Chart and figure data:
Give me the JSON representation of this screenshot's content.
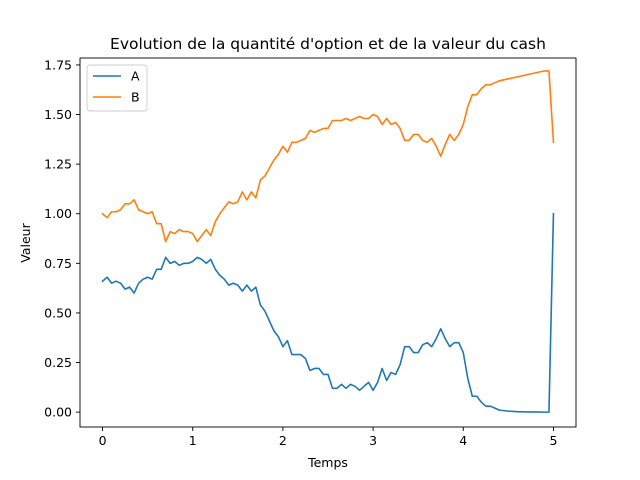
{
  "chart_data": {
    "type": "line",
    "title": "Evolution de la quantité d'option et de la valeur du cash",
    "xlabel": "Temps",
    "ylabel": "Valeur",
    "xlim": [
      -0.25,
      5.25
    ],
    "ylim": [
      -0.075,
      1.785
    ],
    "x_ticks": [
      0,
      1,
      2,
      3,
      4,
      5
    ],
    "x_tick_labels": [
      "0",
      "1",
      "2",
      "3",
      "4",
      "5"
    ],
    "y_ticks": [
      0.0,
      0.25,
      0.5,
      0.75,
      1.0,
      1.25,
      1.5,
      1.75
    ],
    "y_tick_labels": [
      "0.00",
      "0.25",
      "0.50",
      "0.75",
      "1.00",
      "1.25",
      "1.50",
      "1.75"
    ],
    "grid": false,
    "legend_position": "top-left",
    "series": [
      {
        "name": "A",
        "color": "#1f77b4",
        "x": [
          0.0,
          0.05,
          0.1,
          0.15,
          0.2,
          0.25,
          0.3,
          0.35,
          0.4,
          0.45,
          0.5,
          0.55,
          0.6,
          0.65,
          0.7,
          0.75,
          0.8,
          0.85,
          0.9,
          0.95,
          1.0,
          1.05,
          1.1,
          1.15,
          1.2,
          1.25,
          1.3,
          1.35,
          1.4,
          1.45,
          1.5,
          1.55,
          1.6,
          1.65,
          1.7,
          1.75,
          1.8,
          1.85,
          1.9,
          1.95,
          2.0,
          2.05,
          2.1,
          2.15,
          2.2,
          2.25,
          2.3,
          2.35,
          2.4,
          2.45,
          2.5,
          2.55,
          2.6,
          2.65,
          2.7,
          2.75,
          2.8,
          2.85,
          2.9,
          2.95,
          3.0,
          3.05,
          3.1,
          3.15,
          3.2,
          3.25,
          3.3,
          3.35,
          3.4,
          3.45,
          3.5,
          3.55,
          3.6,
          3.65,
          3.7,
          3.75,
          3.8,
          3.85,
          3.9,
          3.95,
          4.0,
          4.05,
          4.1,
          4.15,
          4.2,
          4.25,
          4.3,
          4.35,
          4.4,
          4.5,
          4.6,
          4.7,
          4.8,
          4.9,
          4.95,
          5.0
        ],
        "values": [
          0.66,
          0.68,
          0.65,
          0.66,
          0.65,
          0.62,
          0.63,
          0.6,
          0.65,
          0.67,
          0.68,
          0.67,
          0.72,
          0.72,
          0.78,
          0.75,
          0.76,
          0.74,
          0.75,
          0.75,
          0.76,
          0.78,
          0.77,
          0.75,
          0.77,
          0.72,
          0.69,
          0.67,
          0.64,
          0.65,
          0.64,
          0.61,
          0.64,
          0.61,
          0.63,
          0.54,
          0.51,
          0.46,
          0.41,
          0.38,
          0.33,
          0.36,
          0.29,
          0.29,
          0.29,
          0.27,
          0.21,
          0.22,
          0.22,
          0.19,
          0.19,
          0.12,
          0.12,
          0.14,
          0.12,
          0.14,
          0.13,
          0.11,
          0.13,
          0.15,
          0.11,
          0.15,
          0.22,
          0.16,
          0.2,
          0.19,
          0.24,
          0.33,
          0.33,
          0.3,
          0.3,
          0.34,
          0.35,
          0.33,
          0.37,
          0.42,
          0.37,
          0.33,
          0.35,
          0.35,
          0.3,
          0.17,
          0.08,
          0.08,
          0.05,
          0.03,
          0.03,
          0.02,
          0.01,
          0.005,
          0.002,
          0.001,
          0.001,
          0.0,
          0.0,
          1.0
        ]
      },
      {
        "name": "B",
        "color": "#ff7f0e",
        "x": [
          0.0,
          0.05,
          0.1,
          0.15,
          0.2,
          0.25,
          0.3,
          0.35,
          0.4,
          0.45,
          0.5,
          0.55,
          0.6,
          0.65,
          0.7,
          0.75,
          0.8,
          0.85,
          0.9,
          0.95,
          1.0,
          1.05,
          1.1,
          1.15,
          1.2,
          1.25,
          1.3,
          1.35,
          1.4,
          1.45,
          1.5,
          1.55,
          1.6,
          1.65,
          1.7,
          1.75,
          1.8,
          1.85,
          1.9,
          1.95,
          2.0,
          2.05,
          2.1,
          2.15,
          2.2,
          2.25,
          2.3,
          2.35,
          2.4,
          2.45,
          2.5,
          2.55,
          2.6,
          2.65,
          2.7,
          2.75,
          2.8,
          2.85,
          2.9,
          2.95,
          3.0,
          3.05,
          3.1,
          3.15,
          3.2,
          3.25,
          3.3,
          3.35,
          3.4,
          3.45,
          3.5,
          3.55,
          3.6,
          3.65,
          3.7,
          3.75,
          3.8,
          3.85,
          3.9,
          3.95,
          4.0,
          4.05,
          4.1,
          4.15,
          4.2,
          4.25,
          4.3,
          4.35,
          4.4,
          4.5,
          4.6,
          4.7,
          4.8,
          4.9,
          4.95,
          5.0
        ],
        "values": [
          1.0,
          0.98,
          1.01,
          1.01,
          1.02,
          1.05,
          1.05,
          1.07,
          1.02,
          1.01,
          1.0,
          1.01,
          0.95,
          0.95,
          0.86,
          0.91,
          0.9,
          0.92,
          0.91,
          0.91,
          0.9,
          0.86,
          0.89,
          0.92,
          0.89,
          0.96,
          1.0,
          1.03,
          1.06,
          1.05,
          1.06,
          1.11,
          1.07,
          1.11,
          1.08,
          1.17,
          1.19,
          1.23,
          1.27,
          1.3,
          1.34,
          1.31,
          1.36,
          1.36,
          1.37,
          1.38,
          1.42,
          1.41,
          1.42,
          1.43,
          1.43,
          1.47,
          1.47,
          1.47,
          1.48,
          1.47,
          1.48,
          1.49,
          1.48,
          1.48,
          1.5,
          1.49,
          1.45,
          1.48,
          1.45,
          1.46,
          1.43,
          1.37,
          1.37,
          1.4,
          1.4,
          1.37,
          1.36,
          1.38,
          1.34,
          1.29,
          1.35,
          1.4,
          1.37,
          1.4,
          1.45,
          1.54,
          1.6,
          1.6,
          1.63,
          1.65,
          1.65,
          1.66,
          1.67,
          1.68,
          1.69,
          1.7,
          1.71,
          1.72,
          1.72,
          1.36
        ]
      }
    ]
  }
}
==
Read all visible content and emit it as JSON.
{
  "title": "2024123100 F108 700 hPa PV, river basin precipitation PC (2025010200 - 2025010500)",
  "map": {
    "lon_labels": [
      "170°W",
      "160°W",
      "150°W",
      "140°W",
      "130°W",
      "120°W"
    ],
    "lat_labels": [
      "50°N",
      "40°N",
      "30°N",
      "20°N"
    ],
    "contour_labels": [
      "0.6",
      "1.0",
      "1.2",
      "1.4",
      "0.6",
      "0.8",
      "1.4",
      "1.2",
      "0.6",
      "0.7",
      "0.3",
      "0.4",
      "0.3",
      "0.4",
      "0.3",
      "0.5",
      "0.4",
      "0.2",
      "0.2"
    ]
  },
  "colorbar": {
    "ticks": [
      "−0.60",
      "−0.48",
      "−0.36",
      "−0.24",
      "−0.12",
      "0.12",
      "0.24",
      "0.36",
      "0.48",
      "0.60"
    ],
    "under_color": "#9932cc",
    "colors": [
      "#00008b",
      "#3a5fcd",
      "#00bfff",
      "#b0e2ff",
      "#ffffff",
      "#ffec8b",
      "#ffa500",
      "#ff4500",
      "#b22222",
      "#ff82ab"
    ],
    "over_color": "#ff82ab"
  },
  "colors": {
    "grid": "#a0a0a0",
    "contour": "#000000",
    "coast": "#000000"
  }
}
...
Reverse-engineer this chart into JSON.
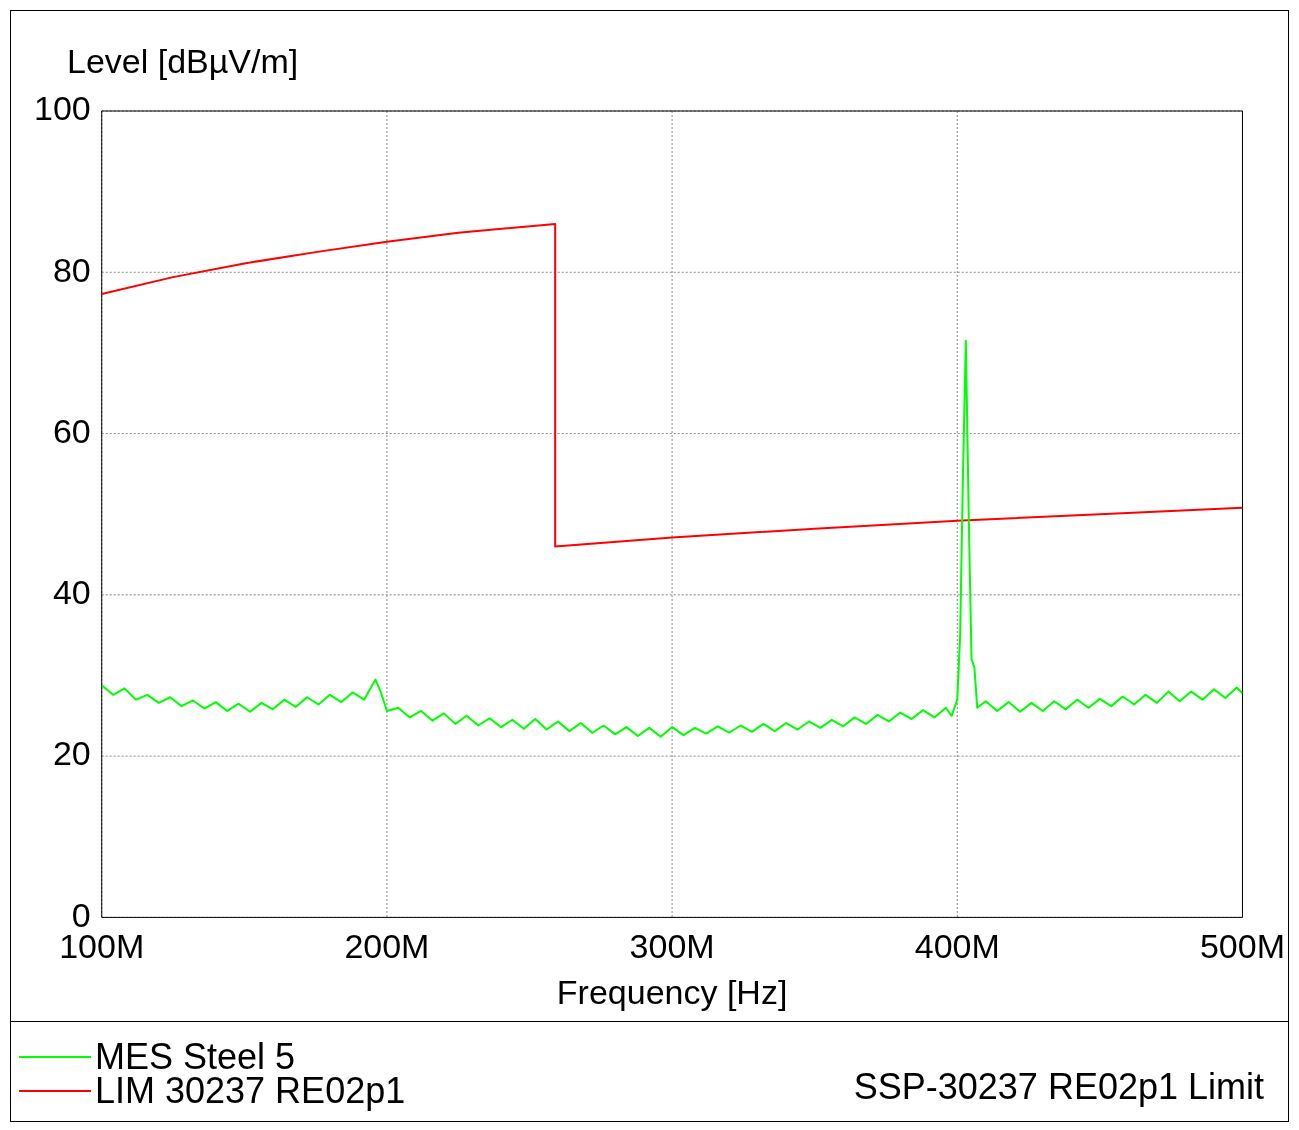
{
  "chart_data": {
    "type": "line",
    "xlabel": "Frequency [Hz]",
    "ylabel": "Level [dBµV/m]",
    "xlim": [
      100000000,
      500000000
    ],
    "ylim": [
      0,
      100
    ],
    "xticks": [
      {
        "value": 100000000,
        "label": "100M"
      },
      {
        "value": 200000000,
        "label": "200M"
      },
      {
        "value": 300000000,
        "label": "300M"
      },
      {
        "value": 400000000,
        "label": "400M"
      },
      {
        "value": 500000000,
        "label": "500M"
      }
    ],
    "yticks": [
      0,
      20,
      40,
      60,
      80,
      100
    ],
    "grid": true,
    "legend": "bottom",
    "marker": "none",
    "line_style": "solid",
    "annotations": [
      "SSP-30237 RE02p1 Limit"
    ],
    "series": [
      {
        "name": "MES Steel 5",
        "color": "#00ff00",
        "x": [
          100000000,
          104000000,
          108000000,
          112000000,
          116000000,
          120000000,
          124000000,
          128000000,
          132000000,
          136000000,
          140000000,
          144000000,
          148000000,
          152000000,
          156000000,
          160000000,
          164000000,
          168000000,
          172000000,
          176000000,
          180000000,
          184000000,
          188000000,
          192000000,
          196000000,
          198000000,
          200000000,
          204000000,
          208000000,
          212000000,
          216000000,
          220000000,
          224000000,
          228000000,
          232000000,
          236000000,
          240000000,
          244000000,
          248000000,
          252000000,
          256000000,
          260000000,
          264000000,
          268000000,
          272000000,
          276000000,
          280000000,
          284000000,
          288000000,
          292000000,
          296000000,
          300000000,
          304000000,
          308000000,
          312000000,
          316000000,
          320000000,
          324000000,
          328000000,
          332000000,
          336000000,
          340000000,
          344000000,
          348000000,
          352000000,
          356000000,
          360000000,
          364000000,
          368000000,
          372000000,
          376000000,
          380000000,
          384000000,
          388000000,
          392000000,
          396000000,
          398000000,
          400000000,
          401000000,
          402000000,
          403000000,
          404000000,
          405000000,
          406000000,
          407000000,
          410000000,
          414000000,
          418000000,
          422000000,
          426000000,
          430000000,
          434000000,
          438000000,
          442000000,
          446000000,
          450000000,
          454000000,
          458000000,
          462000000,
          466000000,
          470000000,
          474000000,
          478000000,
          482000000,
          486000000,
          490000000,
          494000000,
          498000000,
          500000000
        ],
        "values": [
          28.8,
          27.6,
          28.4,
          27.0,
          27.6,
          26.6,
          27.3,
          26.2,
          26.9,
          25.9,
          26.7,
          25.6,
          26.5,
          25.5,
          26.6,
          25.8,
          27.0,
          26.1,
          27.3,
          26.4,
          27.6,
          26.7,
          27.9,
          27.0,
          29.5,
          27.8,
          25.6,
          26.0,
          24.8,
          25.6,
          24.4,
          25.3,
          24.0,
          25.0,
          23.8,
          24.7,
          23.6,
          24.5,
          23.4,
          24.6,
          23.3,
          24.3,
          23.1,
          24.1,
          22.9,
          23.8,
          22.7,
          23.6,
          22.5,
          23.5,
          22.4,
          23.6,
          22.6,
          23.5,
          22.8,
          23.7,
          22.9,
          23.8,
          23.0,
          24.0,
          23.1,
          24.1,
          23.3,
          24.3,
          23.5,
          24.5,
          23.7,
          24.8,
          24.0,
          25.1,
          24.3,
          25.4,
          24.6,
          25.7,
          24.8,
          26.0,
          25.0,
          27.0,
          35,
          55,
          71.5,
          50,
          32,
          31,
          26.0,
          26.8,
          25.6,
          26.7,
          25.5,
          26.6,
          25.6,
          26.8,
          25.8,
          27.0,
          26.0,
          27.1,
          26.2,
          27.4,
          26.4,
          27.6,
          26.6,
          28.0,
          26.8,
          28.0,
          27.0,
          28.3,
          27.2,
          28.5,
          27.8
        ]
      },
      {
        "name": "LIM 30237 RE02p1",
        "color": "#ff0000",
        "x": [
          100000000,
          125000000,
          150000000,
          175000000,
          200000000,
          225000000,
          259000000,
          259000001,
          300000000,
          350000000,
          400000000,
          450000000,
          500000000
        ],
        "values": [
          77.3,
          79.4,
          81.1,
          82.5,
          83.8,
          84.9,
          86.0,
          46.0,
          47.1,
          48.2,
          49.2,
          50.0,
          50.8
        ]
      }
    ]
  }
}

- [Exercise objective] Across the records above, count the lines holding "name" and reply with that number alone.

- [Answer to this exercise] 4